* [Task list]
#1 Name every bacterial species or genus that the abstract on class IIb microcins mentions, listing each one only once.
#2 In one to three sentences, explain why the researchers heterologously expressed the newly found microcins in E. coli, according to the abstract on class IIb microcins.

* [Document section]
Abstract
Interspecies interactions involving direct competition via bacteriocin production play a vital role in shaping ecological dynamics within microbial ecosystems. For instance, the ribosomally-produced siderophore bacteriocins, known as class IIb microcins, have been observed to affect the colonization of pathogenic Enterobacteriaceae species within hosts. Notably, to date, only five of these antimicrobials have been identified and all were derived from specific Escherichia coli and Klebsiella pneumoniae strains. We hypothesized that class IIb microcin production extends beyond these specific compounds and organisms. By employing an informatics-driven approach, screening bacterial genomes in publicly accessible databases, we have discovered a total of twelve previously unknown class IIb microcins. Our investigation unveiled that these microcins are harbored within a diverse array of Enterobacteriaceae species, encompassing phytopathogens and environmental isolates. We introduce three novel clades of microcins (MccW, MccX, and MccZ), while also identifying eight new variants of the five previously known ones. To validate their antimicrobial potential, we heterologously expressed these microcins, along with their immunity peptides, in E. coli and unequivocally demonstrated their efficacy against a variety of bacterial isolates, including plant pathogens like Gibbsiella species and Rahnella victoriana. Remarkably, two of these newly discovered class IIb microcins exhibit activity against gram-negative ESKAPE pathogens, such as Acinetobacter baumannii or Pseudomonas aeruginosa providing the first evidence that class IIb microcins can target bacteria outside of the Enterobacteriaceae family. Our findings hold significant promise for the development of innovative live biotherapeutic products tailored to combat these resilient bacteria and underscore the notion that class IIb microcins are more prevalent and more broad-spectrum in the natural microbial world than previously recognized.
Competing Interest Statement
V.B. receives support from a sponsored research agreement from Vedanta Biosciences, Inc.

Items from a data source
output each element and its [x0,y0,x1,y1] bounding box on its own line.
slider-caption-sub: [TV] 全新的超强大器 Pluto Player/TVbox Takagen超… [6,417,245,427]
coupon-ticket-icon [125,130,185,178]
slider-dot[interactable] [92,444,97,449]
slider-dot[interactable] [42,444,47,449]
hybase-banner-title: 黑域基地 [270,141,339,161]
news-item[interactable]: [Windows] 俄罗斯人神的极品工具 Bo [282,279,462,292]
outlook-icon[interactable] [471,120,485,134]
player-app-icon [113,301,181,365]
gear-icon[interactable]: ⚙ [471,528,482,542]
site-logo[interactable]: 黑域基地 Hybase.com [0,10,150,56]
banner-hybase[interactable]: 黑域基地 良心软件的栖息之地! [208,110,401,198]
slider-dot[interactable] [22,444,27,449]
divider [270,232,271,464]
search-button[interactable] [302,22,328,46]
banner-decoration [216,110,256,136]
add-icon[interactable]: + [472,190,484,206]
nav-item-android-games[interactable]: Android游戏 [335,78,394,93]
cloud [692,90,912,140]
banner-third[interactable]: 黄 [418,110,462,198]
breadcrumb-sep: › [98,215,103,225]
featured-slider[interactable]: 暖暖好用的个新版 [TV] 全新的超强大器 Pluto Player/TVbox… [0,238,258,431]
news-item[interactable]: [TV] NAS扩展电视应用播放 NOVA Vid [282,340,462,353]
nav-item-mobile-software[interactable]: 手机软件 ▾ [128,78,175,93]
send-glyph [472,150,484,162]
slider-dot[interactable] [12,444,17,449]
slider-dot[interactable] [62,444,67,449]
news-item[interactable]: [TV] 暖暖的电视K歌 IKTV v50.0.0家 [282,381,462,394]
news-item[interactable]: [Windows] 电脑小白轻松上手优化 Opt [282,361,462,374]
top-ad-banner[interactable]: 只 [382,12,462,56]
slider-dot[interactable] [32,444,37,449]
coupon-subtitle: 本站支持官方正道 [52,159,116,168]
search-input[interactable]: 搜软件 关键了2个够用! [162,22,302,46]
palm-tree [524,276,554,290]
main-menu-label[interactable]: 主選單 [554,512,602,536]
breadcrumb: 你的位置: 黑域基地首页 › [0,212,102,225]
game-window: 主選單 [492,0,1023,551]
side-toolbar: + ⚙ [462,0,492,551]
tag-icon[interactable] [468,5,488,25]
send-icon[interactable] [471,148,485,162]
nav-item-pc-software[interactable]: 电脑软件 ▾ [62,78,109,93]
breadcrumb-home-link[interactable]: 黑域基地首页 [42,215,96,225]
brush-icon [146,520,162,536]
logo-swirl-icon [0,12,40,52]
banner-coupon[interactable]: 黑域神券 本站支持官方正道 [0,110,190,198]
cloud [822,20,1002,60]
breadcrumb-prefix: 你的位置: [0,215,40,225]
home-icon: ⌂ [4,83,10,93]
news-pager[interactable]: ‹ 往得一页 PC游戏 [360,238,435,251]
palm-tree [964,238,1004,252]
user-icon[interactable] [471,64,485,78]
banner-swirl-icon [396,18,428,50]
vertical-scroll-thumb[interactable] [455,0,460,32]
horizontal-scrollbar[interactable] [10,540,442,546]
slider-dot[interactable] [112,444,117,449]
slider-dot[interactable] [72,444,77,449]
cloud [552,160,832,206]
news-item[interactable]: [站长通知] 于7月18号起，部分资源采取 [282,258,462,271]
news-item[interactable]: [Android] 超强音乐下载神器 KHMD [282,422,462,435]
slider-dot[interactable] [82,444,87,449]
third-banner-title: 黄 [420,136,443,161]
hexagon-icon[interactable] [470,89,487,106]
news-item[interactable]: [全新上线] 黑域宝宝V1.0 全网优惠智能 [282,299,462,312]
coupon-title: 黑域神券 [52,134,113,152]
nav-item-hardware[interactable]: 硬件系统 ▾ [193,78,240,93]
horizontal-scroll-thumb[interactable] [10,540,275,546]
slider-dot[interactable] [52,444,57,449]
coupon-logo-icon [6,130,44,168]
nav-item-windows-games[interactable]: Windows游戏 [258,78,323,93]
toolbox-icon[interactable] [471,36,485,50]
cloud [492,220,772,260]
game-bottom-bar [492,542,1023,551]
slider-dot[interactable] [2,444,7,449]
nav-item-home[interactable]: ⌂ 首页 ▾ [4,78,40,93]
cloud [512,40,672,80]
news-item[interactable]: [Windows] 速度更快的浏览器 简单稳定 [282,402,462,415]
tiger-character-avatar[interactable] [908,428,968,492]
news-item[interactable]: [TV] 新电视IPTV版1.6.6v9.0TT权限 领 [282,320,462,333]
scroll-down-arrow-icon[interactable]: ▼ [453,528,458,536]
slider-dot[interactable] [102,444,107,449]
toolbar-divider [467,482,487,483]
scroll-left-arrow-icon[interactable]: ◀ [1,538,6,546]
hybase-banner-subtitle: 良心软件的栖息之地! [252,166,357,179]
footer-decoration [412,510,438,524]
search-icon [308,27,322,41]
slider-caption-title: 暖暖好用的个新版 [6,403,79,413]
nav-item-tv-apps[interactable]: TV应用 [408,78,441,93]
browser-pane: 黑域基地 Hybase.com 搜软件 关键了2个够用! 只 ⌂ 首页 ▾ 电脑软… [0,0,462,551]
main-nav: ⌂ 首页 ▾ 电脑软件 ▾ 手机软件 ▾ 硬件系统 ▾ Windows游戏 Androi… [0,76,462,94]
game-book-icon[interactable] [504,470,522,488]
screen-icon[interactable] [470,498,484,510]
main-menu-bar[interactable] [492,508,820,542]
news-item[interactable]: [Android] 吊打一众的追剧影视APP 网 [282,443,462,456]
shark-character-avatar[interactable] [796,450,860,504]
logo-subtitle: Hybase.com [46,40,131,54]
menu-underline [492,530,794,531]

* [Answers provided]
#1
- Escherichia coli
- Klebsiella pneumoniae
- Gibbsiella
- Rahnella victoriana
- Acinetobacter baumannii
- Pseudomonas aeruginosa

#2 The researchers expressed the microcins and their immunity peptides in E. coli to validate their antimicrobial potential. This let them demonstrate the microcins' efficacy against a variety of bacterial isolates, including plant pathogens such as Gibbsiella species and Rahnella victoriana.